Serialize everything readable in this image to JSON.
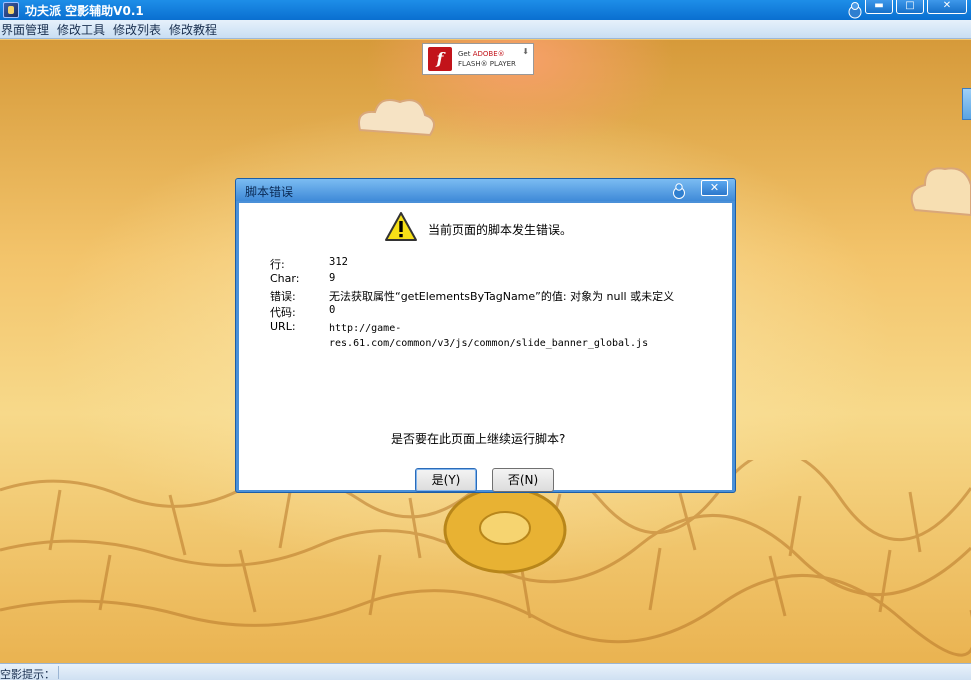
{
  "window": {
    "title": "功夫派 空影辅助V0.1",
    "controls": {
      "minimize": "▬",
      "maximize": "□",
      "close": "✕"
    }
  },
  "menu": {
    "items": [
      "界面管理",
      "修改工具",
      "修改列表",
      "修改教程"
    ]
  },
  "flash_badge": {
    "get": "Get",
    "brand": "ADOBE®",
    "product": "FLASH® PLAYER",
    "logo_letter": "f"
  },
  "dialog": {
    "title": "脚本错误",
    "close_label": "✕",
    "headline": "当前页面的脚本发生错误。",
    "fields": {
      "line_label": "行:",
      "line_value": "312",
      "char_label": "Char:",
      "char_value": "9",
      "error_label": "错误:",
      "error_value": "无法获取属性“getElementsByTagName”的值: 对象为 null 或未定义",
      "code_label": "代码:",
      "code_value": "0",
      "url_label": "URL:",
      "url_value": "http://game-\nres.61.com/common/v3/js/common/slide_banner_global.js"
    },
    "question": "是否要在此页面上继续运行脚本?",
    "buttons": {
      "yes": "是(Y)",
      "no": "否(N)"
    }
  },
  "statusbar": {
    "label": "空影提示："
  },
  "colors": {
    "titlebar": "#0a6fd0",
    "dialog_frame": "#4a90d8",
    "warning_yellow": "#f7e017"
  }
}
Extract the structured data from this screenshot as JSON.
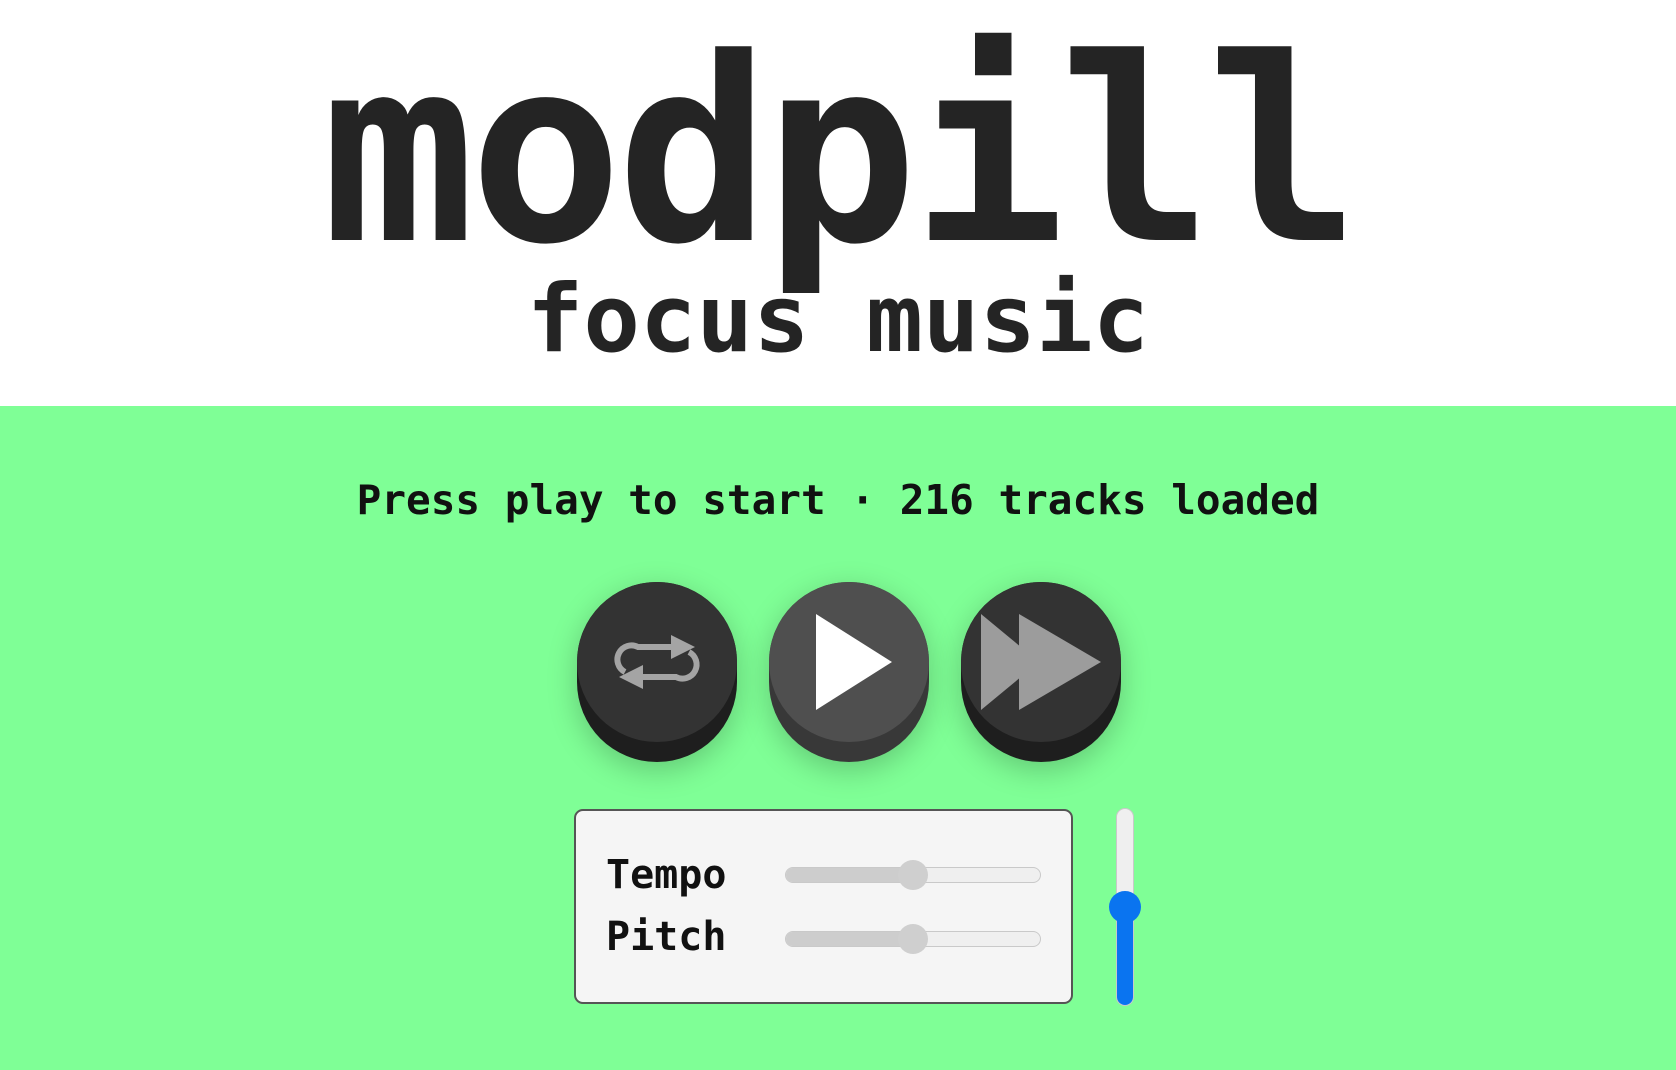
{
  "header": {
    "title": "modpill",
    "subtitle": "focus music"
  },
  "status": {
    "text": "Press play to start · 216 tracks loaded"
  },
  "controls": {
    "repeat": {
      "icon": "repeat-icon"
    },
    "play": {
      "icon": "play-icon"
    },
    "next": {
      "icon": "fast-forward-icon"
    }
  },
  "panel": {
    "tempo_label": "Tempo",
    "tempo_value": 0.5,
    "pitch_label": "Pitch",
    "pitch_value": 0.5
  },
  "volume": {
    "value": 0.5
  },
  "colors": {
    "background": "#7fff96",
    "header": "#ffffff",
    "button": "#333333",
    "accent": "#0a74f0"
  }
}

§ YOUR OBJECTIVE
Beginning at the line that contains "Extract the structured", copy each remaining line of the records exactly, through the final one. Omit the pictures.

§ PROBLEM SOLUTION
Extract the structured data from this screenshot as JSON.
{
  "header": {
    "title": "modpill",
    "subtitle": "focus music"
  },
  "status": {
    "text": "Press play to start · 216 tracks loaded"
  },
  "controls": {
    "repeat": {
      "icon": "repeat-icon"
    },
    "play": {
      "icon": "play-icon"
    },
    "next": {
      "icon": "fast-forward-icon"
    }
  },
  "panel": {
    "tempo_label": "Tempo",
    "tempo_value": 0.5,
    "pitch_label": "Pitch",
    "pitch_value": 0.5
  },
  "volume": {
    "value": 0.5
  },
  "colors": {
    "background": "#7fff96",
    "header": "#ffffff",
    "button": "#333333",
    "accent": "#0a74f0"
  }
}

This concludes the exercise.